• _Data_:

══════

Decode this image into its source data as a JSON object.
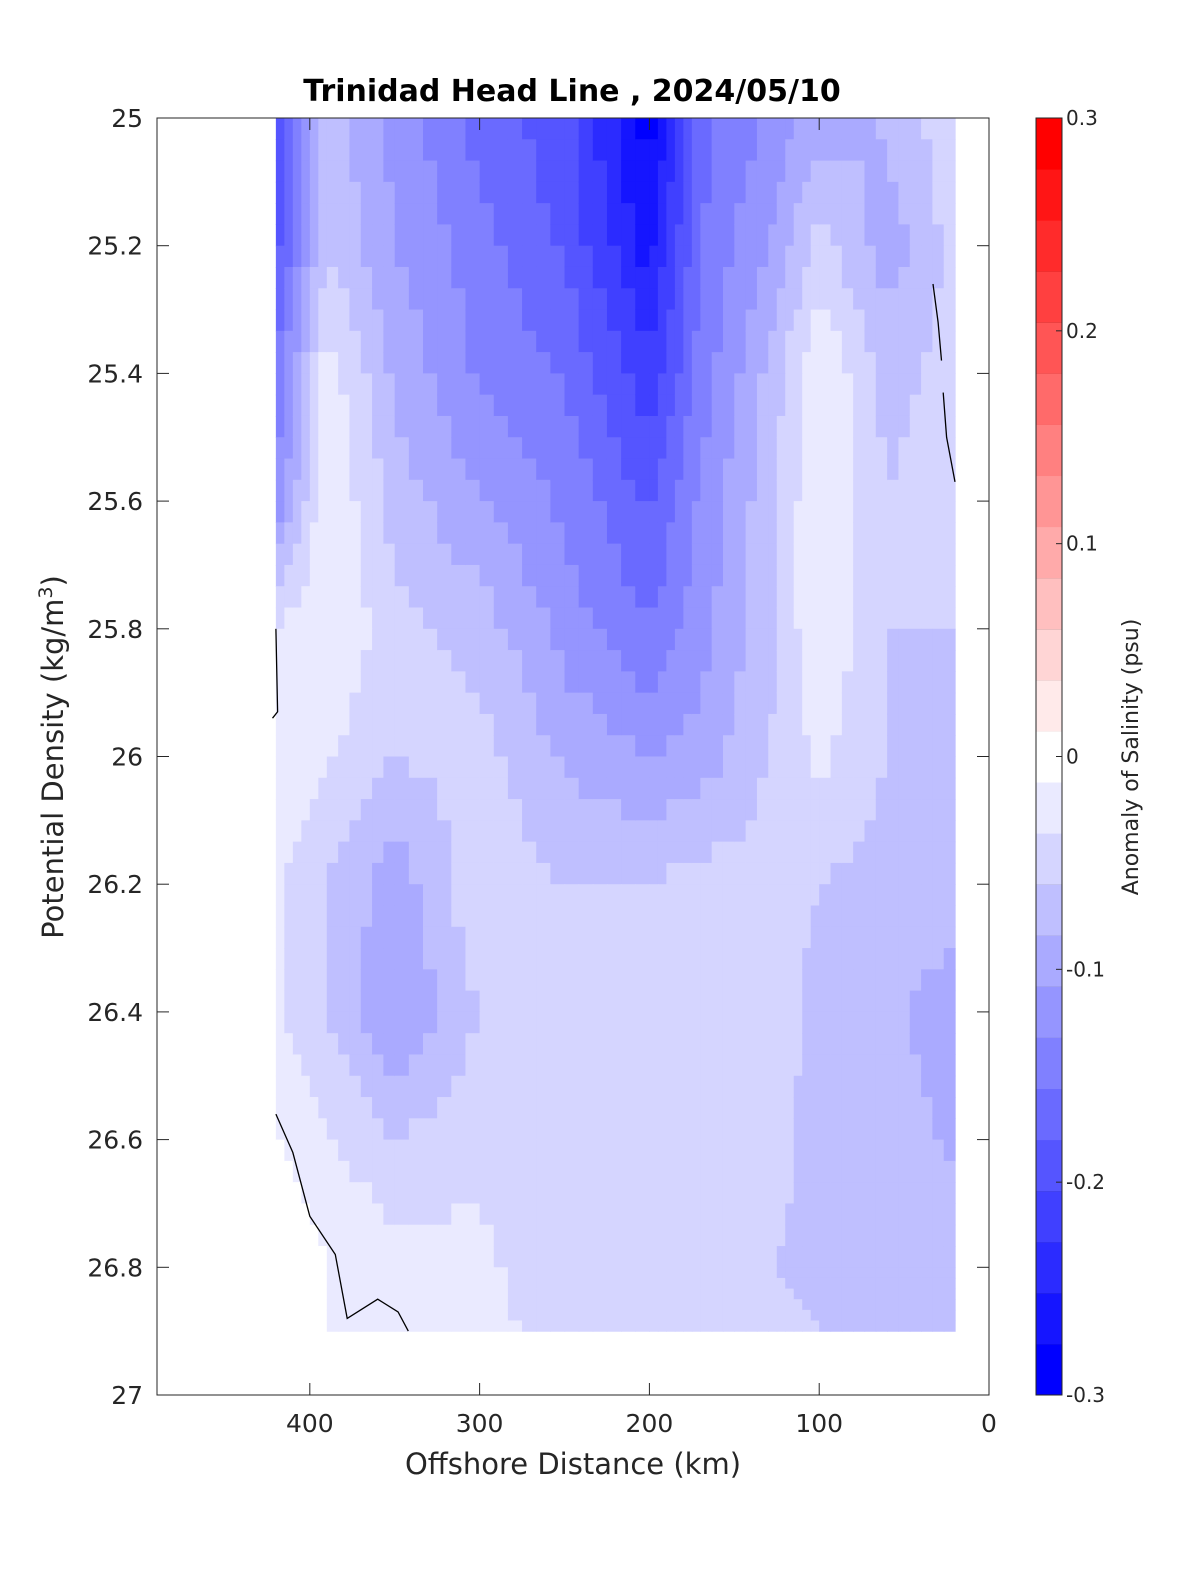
{
  "chart_data": {
    "type": "heatmap",
    "title": "Trinidad Head Line , 2024/05/10",
    "xlabel": "Offshore Distance (km)",
    "ylabel": "Potential Density (kg/m",
    "ylabel_sup": "3",
    "ylabel_close": ")",
    "xlim": [
      490,
      0
    ],
    "ylim": [
      27,
      25
    ],
    "x_reversed": true,
    "y_reversed": true,
    "xticks": [
      400,
      300,
      200,
      100,
      0
    ],
    "yticks": [
      25,
      25.2,
      25.4,
      25.6,
      25.8,
      26,
      26.2,
      26.4,
      26.6,
      26.8,
      27
    ],
    "colorbar": {
      "label": "Anomaly of Salinity (psu)",
      "range": [
        -0.3,
        0.3
      ],
      "ticks": [
        "0.3",
        "0.2",
        "0.1",
        "0",
        "-0.1",
        "-0.2",
        "-0.3"
      ],
      "tick_values": [
        0.3,
        0.2,
        0.1,
        0,
        -0.1,
        -0.2,
        -0.3
      ],
      "levels": [
        -0.3,
        -0.275,
        -0.25,
        -0.225,
        -0.2,
        -0.175,
        -0.15,
        -0.125,
        -0.1,
        -0.075,
        -0.05,
        -0.025,
        0,
        0.025,
        0.05,
        0.075,
        0.1,
        0.125,
        0.15,
        0.175,
        0.2,
        0.225,
        0.25,
        0.275,
        0.3
      ],
      "colors": [
        "#0000ff",
        "#1515ff",
        "#2b2bff",
        "#4040ff",
        "#5555ff",
        "#6a6aff",
        "#8080ff",
        "#9595ff",
        "#aaaaff",
        "#bfbfff",
        "#d5d5ff",
        "#eaeaff",
        "#ffffff",
        "#ffeaea",
        "#ffd5d5",
        "#ffbfbf",
        "#ffaaaa",
        "#ff9595",
        "#ff8080",
        "#ff6a6a",
        "#ff5555",
        "#ff4040",
        "#ff2b2b",
        "#ff1515",
        "#ff0000"
      ]
    },
    "data_extent": {
      "x": [
        420,
        0
      ],
      "y": [
        25,
        26.9
      ]
    },
    "columns_x": [
      420,
      390,
      350,
      300,
      250,
      200,
      170,
      130,
      100,
      60,
      20
    ],
    "rows_y": [
      25.0,
      25.2,
      25.4,
      25.6,
      25.8,
      26.0,
      26.2,
      26.4,
      26.6,
      26.8,
      26.9
    ],
    "anomaly_grid": [
      [
        -0.21,
        -0.06,
        -0.11,
        -0.16,
        -0.19,
        -0.29,
        -0.16,
        -0.12,
        -0.09,
        -0.07,
        -0.03
      ],
      [
        -0.19,
        -0.05,
        -0.1,
        -0.14,
        -0.18,
        -0.26,
        -0.15,
        -0.1,
        -0.04,
        -0.09,
        -0.04
      ],
      [
        -0.15,
        -0.01,
        -0.08,
        -0.13,
        -0.15,
        -0.22,
        -0.14,
        -0.07,
        0.0,
        -0.06,
        -0.04
      ],
      [
        -0.12,
        0.0,
        -0.06,
        -0.1,
        -0.13,
        -0.18,
        -0.12,
        -0.06,
        0.0,
        -0.05,
        -0.03
      ],
      [
        -0.02,
        0.0,
        -0.04,
        -0.06,
        -0.11,
        -0.15,
        -0.11,
        -0.06,
        0.0,
        -0.05,
        -0.05
      ],
      [
        0.0,
        -0.02,
        -0.05,
        -0.04,
        -0.08,
        -0.1,
        -0.09,
        -0.05,
        -0.02,
        -0.05,
        -0.06
      ],
      [
        -0.02,
        -0.05,
        -0.09,
        -0.03,
        -0.05,
        -0.05,
        -0.04,
        -0.04,
        -0.05,
        -0.06,
        -0.06
      ],
      [
        -0.02,
        -0.05,
        -0.1,
        -0.05,
        -0.04,
        -0.03,
        -0.03,
        -0.03,
        -0.06,
        -0.07,
        -0.09
      ],
      [
        0.0,
        -0.02,
        -0.05,
        -0.03,
        -0.05,
        -0.05,
        -0.03,
        -0.03,
        -0.07,
        -0.06,
        -0.08
      ],
      [
        0.02,
        0.0,
        -0.01,
        -0.02,
        -0.04,
        -0.04,
        -0.03,
        -0.05,
        -0.06,
        -0.05,
        -0.06
      ],
      [
        0.02,
        0.0,
        0.0,
        -0.02,
        -0.03,
        -0.03,
        -0.03,
        -0.04,
        -0.05,
        -0.05,
        -0.05
      ]
    ],
    "zero_contour_segments": [
      [
        [
          420,
          25.8
        ],
        [
          419,
          25.93
        ],
        [
          422,
          25.94
        ]
      ],
      [
        [
          420,
          26.56
        ],
        [
          410,
          26.62
        ],
        [
          400,
          26.72
        ],
        [
          385,
          26.78
        ],
        [
          378,
          26.88
        ],
        [
          360,
          26.85
        ],
        [
          348,
          26.87
        ],
        [
          342,
          26.9
        ]
      ],
      [
        [
          33,
          25.26
        ],
        [
          30,
          25.32
        ],
        [
          28,
          25.38
        ]
      ],
      [
        [
          27,
          25.43
        ],
        [
          25,
          25.5
        ],
        [
          20,
          25.57
        ]
      ]
    ]
  }
}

══════

• _What you need to do_:
Output a faithful copy of the data, with each picture left out.

• _Answer to the task_:
Decode this image into its source data as a JSON object.
{
  "chart_data": {
    "type": "heatmap",
    "title": "Trinidad Head Line , 2024/05/10",
    "xlabel": "Offshore Distance (km)",
    "ylabel": "Potential Density (kg/m",
    "ylabel_sup": "3",
    "ylabel_close": ")",
    "xlim": [
      490,
      0
    ],
    "ylim": [
      27,
      25
    ],
    "x_reversed": true,
    "y_reversed": true,
    "xticks": [
      400,
      300,
      200,
      100,
      0
    ],
    "yticks": [
      25,
      25.2,
      25.4,
      25.6,
      25.8,
      26,
      26.2,
      26.4,
      26.6,
      26.8,
      27
    ],
    "colorbar": {
      "label": "Anomaly of Salinity (psu)",
      "range": [
        -0.3,
        0.3
      ],
      "ticks": [
        "0.3",
        "0.2",
        "0.1",
        "0",
        "-0.1",
        "-0.2",
        "-0.3"
      ],
      "tick_values": [
        0.3,
        0.2,
        0.1,
        0,
        -0.1,
        -0.2,
        -0.3
      ],
      "levels": [
        -0.3,
        -0.275,
        -0.25,
        -0.225,
        -0.2,
        -0.175,
        -0.15,
        -0.125,
        -0.1,
        -0.075,
        -0.05,
        -0.025,
        0,
        0.025,
        0.05,
        0.075,
        0.1,
        0.125,
        0.15,
        0.175,
        0.2,
        0.225,
        0.25,
        0.275,
        0.3
      ],
      "colors": [
        "#0000ff",
        "#1515ff",
        "#2b2bff",
        "#4040ff",
        "#5555ff",
        "#6a6aff",
        "#8080ff",
        "#9595ff",
        "#aaaaff",
        "#bfbfff",
        "#d5d5ff",
        "#eaeaff",
        "#ffffff",
        "#ffeaea",
        "#ffd5d5",
        "#ffbfbf",
        "#ffaaaa",
        "#ff9595",
        "#ff8080",
        "#ff6a6a",
        "#ff5555",
        "#ff4040",
        "#ff2b2b",
        "#ff1515",
        "#ff0000"
      ]
    },
    "data_extent": {
      "x": [
        420,
        0
      ],
      "y": [
        25,
        26.9
      ]
    },
    "columns_x": [
      420,
      390,
      350,
      300,
      250,
      200,
      170,
      130,
      100,
      60,
      20
    ],
    "rows_y": [
      25.0,
      25.2,
      25.4,
      25.6,
      25.8,
      26.0,
      26.2,
      26.4,
      26.6,
      26.8,
      26.9
    ],
    "anomaly_grid": [
      [
        -0.21,
        -0.06,
        -0.11,
        -0.16,
        -0.19,
        -0.29,
        -0.16,
        -0.12,
        -0.09,
        -0.07,
        -0.03
      ],
      [
        -0.19,
        -0.05,
        -0.1,
        -0.14,
        -0.18,
        -0.26,
        -0.15,
        -0.1,
        -0.04,
        -0.09,
        -0.04
      ],
      [
        -0.15,
        -0.01,
        -0.08,
        -0.13,
        -0.15,
        -0.22,
        -0.14,
        -0.07,
        0.0,
        -0.06,
        -0.04
      ],
      [
        -0.12,
        0.0,
        -0.06,
        -0.1,
        -0.13,
        -0.18,
        -0.12,
        -0.06,
        0.0,
        -0.05,
        -0.03
      ],
      [
        -0.02,
        0.0,
        -0.04,
        -0.06,
        -0.11,
        -0.15,
        -0.11,
        -0.06,
        0.0,
        -0.05,
        -0.05
      ],
      [
        0.0,
        -0.02,
        -0.05,
        -0.04,
        -0.08,
        -0.1,
        -0.09,
        -0.05,
        -0.02,
        -0.05,
        -0.06
      ],
      [
        -0.02,
        -0.05,
        -0.09,
        -0.03,
        -0.05,
        -0.05,
        -0.04,
        -0.04,
        -0.05,
        -0.06,
        -0.06
      ],
      [
        -0.02,
        -0.05,
        -0.1,
        -0.05,
        -0.04,
        -0.03,
        -0.03,
        -0.03,
        -0.06,
        -0.07,
        -0.09
      ],
      [
        0.0,
        -0.02,
        -0.05,
        -0.03,
        -0.05,
        -0.05,
        -0.03,
        -0.03,
        -0.07,
        -0.06,
        -0.08
      ],
      [
        0.02,
        0.0,
        -0.01,
        -0.02,
        -0.04,
        -0.04,
        -0.03,
        -0.05,
        -0.06,
        -0.05,
        -0.06
      ],
      [
        0.02,
        0.0,
        0.0,
        -0.02,
        -0.03,
        -0.03,
        -0.03,
        -0.04,
        -0.05,
        -0.05,
        -0.05
      ]
    ],
    "zero_contour_segments": [
      [
        [
          420,
          25.8
        ],
        [
          419,
          25.93
        ],
        [
          422,
          25.94
        ]
      ],
      [
        [
          420,
          26.56
        ],
        [
          410,
          26.62
        ],
        [
          400,
          26.72
        ],
        [
          385,
          26.78
        ],
        [
          378,
          26.88
        ],
        [
          360,
          26.85
        ],
        [
          348,
          26.87
        ],
        [
          342,
          26.9
        ]
      ],
      [
        [
          33,
          25.26
        ],
        [
          30,
          25.32
        ],
        [
          28,
          25.38
        ]
      ],
      [
        [
          27,
          25.43
        ],
        [
          25,
          25.5
        ],
        [
          20,
          25.57
        ]
      ]
    ]
  }
}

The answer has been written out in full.